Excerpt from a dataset
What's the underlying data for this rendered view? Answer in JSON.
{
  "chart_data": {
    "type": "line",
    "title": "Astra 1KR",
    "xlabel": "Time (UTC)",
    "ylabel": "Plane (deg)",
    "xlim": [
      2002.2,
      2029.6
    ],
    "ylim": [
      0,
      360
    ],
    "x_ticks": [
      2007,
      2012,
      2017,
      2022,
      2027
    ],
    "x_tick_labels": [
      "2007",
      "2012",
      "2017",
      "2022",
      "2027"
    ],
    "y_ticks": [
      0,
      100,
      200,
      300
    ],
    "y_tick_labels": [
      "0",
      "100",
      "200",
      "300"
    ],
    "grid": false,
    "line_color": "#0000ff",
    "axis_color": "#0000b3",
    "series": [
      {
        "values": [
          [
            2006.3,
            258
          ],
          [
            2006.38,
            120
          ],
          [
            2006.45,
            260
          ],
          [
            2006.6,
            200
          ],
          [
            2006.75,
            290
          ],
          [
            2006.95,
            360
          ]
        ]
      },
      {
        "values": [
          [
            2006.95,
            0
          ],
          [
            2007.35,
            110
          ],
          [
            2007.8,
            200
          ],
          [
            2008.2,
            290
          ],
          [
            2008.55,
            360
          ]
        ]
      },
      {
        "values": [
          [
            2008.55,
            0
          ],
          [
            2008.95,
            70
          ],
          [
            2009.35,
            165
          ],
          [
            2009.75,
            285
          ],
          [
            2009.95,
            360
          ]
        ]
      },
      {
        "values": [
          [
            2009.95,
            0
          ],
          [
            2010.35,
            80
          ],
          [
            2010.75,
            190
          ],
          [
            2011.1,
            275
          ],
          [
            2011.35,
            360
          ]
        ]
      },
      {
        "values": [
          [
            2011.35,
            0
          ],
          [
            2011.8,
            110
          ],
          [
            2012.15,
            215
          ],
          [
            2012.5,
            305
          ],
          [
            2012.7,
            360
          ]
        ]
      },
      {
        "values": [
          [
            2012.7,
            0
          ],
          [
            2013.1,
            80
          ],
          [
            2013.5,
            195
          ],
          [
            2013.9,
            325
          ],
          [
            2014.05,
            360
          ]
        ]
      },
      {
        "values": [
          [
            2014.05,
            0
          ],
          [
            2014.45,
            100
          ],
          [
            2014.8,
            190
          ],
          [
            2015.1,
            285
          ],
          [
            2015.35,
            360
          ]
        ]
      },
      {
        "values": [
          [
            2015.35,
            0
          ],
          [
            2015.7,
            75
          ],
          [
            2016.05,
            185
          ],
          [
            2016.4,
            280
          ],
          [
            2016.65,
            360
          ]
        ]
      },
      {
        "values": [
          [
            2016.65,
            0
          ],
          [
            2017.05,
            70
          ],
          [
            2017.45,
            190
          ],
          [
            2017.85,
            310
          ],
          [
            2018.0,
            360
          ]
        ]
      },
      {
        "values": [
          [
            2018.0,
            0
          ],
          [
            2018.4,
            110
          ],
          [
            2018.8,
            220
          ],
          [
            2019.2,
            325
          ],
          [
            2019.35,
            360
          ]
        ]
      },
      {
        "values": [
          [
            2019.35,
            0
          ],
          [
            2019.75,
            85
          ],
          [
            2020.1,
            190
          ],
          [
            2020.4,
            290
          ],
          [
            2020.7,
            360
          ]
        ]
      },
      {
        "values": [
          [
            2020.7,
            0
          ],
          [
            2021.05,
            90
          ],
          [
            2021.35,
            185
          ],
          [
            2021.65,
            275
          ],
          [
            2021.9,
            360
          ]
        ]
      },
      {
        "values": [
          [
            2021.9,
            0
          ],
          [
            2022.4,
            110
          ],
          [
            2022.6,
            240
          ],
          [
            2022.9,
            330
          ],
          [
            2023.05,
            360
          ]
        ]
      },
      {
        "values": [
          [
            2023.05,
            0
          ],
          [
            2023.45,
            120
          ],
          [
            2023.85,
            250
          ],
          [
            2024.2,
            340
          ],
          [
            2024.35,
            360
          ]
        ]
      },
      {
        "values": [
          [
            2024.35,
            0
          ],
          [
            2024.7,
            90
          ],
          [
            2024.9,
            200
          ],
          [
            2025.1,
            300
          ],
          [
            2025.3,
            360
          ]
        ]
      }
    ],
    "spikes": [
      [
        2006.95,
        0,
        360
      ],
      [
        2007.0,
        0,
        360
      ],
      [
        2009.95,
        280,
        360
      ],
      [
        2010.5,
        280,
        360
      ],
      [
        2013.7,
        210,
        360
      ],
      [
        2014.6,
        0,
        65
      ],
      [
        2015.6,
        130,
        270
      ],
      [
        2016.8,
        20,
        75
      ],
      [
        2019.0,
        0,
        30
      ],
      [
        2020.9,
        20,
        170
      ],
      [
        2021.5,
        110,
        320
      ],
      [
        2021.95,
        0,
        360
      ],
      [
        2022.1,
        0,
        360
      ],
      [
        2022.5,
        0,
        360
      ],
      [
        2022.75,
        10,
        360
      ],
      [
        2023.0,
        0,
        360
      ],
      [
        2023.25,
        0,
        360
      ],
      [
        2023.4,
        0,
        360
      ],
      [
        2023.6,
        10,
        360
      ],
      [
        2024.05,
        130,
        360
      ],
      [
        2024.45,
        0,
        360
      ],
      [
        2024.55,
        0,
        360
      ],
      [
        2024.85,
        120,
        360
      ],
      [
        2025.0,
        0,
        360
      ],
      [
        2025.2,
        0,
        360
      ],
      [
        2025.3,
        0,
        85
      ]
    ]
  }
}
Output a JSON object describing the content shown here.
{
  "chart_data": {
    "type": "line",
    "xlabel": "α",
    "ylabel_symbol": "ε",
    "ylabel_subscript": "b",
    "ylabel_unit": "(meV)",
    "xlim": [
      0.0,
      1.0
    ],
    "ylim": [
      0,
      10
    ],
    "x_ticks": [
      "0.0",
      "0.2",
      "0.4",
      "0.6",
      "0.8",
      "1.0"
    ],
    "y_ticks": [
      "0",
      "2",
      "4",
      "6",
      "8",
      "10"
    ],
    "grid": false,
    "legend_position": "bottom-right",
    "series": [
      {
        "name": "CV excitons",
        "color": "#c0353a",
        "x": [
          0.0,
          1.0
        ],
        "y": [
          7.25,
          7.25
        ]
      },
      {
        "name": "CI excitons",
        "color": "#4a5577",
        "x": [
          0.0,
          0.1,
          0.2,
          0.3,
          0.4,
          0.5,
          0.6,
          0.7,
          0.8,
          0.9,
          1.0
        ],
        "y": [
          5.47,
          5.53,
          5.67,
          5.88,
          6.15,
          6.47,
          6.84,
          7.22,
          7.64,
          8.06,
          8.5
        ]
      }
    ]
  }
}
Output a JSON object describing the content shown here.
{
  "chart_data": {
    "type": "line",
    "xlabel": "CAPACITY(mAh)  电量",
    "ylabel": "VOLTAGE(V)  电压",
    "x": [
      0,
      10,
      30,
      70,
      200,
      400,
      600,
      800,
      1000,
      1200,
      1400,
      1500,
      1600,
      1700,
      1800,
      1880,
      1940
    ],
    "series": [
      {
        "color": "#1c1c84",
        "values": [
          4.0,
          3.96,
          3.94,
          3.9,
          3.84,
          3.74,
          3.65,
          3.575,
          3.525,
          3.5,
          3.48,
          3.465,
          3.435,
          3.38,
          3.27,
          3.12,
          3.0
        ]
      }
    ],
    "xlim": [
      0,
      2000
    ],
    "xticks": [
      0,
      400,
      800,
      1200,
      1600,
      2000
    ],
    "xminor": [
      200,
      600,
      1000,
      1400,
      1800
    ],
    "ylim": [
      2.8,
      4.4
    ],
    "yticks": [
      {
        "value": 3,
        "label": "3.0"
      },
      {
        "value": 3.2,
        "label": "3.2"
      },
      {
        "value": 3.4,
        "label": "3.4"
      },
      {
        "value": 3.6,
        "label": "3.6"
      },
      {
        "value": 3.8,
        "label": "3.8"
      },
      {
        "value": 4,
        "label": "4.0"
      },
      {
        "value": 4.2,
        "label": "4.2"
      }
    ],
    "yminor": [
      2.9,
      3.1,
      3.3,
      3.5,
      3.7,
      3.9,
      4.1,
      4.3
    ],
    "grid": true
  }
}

> Aim of the exercise:
Using the listing above, pick out each line that contains the word "xlabel", then copy it.

> Output for this exercise:
    "xlabel": "Time (UTC)",
    "xlabel": "α",
    "xlabel": "CAPACITY(mAh)  电量",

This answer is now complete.